TASK INSTRUCTIONS: Copy the lines of the source data below word for word, starting at the first line and ending with the line that contains "top-links: 국세청홈페이지 국세상담센터".

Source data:
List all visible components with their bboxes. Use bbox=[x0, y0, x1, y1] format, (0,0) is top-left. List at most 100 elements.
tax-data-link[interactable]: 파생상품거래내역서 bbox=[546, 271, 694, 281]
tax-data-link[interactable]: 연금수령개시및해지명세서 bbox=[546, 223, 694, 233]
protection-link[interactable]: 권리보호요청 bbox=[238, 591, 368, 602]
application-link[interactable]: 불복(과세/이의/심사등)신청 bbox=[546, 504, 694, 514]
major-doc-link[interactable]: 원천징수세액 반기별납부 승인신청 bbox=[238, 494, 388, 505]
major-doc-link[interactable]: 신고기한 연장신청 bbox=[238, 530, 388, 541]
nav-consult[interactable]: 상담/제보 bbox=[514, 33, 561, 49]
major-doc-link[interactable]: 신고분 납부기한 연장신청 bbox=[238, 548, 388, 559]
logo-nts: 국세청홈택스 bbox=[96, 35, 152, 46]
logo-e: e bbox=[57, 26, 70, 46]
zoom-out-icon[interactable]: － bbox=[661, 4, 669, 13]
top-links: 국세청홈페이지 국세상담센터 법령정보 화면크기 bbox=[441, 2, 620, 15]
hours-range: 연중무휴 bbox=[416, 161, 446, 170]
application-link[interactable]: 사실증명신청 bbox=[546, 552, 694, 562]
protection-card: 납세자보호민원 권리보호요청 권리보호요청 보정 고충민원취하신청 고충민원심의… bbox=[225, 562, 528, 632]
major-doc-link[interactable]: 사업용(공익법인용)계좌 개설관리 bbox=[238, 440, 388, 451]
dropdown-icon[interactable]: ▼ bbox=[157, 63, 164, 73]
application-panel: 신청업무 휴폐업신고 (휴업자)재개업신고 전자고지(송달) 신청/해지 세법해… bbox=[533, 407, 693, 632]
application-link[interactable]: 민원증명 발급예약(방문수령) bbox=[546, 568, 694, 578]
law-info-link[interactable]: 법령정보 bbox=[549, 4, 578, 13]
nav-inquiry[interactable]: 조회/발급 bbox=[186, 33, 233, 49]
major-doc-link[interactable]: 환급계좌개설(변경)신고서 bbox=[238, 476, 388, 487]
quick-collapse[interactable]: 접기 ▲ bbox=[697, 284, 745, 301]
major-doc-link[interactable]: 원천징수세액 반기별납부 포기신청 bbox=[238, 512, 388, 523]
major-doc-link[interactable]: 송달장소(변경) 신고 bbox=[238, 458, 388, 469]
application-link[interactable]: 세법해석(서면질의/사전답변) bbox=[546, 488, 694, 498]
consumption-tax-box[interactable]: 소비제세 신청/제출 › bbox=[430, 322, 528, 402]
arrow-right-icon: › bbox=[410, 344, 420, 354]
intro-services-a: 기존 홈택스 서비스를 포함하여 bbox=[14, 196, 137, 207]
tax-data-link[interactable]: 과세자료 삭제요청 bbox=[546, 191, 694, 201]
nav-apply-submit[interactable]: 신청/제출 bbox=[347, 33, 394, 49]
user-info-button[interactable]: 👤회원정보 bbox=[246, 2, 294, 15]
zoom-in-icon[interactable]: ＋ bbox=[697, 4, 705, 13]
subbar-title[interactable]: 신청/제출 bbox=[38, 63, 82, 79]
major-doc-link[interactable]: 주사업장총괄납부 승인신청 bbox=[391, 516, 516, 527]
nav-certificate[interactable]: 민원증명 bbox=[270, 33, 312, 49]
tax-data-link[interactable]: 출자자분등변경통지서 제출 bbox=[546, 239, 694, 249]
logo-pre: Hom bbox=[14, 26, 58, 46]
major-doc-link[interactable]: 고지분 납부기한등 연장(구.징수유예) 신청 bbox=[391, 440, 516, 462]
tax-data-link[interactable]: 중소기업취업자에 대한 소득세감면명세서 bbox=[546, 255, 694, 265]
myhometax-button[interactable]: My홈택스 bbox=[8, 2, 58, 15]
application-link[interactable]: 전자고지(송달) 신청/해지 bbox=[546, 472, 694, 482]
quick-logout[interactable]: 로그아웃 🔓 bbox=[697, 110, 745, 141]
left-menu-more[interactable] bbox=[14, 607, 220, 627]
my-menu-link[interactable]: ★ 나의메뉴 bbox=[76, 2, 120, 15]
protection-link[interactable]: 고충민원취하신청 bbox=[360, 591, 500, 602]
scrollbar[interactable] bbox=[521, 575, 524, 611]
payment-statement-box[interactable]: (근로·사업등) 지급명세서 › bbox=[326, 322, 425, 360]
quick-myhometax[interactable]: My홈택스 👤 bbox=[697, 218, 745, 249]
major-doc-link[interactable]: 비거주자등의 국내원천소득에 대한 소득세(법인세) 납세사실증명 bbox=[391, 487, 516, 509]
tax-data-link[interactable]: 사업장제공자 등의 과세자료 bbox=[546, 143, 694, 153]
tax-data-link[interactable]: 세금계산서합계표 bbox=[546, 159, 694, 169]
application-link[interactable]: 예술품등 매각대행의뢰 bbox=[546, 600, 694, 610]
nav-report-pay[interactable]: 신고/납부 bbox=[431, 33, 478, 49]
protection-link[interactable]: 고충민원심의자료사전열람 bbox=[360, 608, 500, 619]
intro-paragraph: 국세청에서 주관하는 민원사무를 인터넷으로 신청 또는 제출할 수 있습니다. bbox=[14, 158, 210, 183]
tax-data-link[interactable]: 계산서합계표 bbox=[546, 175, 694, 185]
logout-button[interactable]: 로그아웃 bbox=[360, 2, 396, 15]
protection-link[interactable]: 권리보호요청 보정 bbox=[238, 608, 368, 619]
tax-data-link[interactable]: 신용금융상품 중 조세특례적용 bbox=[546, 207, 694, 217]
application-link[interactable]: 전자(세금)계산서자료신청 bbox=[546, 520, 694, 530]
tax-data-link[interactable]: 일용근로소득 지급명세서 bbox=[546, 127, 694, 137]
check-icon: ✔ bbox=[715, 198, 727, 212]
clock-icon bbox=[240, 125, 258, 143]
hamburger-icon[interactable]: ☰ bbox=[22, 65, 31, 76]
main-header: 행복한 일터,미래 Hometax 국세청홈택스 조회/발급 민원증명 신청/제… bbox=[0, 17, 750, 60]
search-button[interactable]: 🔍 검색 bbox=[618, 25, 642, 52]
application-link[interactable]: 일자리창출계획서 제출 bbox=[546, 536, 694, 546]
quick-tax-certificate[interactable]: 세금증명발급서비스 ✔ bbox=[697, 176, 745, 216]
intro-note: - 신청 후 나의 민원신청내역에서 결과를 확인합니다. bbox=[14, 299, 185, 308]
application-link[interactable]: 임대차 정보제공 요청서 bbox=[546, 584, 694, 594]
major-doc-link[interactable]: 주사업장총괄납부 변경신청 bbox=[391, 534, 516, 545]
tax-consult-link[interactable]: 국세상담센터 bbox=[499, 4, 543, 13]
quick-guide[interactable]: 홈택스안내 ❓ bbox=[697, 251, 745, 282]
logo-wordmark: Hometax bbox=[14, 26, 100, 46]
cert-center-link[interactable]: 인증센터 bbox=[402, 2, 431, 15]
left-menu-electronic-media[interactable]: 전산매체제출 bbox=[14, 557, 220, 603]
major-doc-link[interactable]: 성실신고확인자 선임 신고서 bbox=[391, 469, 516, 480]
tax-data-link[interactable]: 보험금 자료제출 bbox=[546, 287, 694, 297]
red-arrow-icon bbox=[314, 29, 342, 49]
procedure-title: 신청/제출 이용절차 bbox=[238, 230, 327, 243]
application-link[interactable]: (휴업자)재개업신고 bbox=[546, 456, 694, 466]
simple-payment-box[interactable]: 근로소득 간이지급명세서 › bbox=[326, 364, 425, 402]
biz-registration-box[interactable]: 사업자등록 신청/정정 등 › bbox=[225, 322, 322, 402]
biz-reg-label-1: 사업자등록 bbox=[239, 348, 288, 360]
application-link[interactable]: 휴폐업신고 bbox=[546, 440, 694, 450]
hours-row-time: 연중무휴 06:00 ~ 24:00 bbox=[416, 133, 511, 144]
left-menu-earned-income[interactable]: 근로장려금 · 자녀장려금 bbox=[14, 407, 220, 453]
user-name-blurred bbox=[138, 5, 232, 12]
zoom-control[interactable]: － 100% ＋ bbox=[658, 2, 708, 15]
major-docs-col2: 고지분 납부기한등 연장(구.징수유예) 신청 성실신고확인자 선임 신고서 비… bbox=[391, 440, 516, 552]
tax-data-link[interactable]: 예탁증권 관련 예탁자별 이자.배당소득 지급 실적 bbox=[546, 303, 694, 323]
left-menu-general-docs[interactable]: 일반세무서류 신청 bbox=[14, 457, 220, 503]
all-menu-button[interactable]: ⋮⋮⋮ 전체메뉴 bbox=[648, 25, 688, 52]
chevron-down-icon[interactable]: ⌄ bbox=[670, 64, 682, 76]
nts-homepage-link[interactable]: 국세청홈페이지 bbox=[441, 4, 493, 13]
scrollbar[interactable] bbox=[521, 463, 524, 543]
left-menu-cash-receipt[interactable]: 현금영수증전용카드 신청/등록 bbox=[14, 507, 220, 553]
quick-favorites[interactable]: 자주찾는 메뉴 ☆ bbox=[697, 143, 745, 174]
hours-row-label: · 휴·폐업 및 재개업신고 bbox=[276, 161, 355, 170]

PROBLEM SOLUTION:
List all visible components with their bboxes. Use bbox=[x0, y0, x1, y1] format, (0,0) is top-left. List at most 100 elements.
tax-data-link[interactable]: 파생상품거래내역서 bbox=[546, 271, 694, 281]
tax-data-link[interactable]: 연금수령개시및해지명세서 bbox=[546, 223, 694, 233]
protection-link[interactable]: 권리보호요청 bbox=[238, 591, 368, 602]
application-link[interactable]: 불복(과세/이의/심사등)신청 bbox=[546, 504, 694, 514]
major-doc-link[interactable]: 원천징수세액 반기별납부 승인신청 bbox=[238, 494, 388, 505]
major-doc-link[interactable]: 신고기한 연장신청 bbox=[238, 530, 388, 541]
nav-consult[interactable]: 상담/제보 bbox=[514, 33, 561, 49]
major-doc-link[interactable]: 신고분 납부기한 연장신청 bbox=[238, 548, 388, 559]
logo-nts: 국세청홈택스 bbox=[96, 35, 152, 46]
logo-e: e bbox=[57, 26, 70, 46]
zoom-out-icon[interactable]: － bbox=[661, 4, 669, 13]
top-links: 국세청홈페이지 국세상담센터 법령정보 화면크기 bbox=[441, 2, 620, 15]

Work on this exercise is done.